[Recorded data]
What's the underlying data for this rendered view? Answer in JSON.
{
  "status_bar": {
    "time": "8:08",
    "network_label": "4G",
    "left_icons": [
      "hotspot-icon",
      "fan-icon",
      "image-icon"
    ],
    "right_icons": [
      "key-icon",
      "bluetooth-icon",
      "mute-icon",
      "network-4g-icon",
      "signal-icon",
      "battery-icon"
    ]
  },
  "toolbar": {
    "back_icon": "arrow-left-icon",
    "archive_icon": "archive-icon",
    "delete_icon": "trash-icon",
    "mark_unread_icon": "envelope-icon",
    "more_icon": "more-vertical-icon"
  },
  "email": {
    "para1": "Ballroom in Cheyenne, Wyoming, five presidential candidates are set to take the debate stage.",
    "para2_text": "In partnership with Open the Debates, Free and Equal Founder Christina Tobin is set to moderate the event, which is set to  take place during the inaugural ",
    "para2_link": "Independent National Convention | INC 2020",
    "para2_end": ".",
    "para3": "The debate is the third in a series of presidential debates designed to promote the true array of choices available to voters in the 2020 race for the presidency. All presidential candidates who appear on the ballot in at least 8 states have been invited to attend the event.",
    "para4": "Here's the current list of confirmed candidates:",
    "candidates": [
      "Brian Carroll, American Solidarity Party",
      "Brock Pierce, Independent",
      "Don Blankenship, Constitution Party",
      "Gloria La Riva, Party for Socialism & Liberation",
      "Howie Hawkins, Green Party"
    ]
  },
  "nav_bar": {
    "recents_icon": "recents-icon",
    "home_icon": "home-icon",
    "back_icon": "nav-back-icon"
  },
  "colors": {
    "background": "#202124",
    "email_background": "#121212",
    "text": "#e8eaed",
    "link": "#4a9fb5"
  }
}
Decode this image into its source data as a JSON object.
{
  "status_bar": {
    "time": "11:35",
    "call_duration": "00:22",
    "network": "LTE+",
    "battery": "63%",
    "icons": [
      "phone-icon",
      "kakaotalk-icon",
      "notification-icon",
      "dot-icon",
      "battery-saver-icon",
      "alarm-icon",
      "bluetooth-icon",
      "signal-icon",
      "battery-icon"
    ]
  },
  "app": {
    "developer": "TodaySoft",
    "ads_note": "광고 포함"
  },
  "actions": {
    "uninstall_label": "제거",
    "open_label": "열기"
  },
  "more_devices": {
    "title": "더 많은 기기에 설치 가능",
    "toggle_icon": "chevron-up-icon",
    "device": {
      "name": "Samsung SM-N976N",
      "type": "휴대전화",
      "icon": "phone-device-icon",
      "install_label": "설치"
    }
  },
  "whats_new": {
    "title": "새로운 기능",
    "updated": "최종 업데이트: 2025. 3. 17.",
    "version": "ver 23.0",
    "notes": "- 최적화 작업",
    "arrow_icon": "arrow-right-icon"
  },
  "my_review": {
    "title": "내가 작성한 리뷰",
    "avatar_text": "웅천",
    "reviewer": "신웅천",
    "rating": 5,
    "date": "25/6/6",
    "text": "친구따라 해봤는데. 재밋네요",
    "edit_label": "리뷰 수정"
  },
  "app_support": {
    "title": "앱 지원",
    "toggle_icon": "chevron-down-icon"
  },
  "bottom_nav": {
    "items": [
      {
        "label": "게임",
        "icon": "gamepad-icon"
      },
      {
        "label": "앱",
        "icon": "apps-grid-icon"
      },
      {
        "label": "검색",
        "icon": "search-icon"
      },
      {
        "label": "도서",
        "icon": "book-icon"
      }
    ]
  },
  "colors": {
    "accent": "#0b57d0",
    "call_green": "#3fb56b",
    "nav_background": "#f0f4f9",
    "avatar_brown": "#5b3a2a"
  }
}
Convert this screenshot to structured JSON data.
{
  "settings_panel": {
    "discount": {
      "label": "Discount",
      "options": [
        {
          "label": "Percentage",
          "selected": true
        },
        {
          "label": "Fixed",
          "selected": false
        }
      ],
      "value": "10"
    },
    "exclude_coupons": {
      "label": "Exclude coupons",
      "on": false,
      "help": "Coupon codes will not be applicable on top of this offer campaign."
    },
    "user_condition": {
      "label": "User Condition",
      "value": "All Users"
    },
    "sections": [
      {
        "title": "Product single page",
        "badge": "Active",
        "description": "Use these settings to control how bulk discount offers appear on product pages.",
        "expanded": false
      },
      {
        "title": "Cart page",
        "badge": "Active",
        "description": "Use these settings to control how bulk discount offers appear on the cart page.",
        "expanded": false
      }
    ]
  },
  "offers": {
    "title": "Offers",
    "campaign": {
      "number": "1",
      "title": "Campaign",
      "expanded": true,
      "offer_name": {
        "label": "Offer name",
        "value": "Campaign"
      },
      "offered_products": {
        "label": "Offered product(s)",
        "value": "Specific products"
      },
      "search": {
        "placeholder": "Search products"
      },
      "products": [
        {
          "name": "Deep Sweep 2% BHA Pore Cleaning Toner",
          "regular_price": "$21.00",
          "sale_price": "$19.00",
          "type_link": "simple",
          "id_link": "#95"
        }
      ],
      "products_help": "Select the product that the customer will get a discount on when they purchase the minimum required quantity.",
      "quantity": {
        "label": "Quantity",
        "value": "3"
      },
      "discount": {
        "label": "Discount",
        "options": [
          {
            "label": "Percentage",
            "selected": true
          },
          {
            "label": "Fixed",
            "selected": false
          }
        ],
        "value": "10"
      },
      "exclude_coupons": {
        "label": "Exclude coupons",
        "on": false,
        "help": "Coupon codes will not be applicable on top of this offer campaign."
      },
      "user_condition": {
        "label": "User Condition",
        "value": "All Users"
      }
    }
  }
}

DO THIS
Considering only the records above, state the number of lines that include the word "will", with nothing added.

SOLVED PROBLEM
3